**SHORT EXERCISE**
Only the number is needed: how many lines of the records include "linearer"?

-------- MATERIAL SHOWN --------

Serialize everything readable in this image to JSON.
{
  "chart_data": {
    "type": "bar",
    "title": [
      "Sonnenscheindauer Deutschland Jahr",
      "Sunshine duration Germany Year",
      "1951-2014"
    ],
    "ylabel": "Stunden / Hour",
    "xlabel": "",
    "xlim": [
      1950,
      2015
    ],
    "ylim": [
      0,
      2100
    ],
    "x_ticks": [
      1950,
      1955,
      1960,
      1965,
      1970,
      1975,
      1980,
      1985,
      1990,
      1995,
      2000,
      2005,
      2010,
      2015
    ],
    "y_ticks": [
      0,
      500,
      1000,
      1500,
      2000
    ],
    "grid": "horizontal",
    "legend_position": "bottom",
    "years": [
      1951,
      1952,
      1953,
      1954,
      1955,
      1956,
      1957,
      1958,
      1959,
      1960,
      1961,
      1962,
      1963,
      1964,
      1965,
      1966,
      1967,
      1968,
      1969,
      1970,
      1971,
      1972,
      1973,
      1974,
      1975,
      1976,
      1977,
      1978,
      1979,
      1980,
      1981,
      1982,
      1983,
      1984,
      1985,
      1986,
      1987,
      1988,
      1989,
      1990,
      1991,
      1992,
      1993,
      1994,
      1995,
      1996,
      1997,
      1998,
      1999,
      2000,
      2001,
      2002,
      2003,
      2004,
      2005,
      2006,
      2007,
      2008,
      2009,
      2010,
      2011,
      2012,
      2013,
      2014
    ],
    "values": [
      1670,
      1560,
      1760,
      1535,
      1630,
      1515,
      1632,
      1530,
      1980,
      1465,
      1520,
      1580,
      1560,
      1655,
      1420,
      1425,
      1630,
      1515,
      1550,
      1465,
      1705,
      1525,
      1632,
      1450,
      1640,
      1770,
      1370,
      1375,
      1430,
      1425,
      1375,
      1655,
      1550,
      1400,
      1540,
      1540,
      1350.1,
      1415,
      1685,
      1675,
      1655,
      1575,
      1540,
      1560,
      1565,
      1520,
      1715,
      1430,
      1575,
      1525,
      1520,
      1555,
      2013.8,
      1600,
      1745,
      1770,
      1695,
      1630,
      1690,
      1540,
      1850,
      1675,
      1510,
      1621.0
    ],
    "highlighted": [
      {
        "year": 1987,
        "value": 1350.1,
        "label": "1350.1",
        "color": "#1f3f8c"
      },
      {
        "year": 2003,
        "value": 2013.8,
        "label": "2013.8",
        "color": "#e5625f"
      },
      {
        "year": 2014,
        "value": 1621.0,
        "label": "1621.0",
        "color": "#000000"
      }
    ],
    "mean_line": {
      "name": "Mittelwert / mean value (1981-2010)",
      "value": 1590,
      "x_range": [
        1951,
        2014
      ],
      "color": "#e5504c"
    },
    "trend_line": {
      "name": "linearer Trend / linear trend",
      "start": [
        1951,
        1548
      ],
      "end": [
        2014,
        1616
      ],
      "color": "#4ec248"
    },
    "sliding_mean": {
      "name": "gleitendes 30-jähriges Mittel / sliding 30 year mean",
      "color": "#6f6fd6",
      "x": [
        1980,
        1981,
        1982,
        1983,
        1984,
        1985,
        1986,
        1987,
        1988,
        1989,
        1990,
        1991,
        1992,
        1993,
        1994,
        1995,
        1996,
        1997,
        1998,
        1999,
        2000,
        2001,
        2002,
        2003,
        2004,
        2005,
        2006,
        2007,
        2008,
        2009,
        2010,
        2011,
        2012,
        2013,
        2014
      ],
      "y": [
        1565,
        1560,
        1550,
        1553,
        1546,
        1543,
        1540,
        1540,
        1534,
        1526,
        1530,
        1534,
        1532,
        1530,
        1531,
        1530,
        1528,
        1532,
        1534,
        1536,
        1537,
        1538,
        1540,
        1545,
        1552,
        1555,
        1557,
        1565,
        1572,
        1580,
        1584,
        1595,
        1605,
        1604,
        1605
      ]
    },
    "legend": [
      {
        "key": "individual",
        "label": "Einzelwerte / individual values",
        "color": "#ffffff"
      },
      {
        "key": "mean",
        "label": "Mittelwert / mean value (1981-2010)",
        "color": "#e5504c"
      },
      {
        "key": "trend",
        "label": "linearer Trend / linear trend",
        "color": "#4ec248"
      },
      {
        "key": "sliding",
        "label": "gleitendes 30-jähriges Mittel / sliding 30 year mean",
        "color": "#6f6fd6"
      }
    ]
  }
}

--------

**EXERCISE RESULT**
2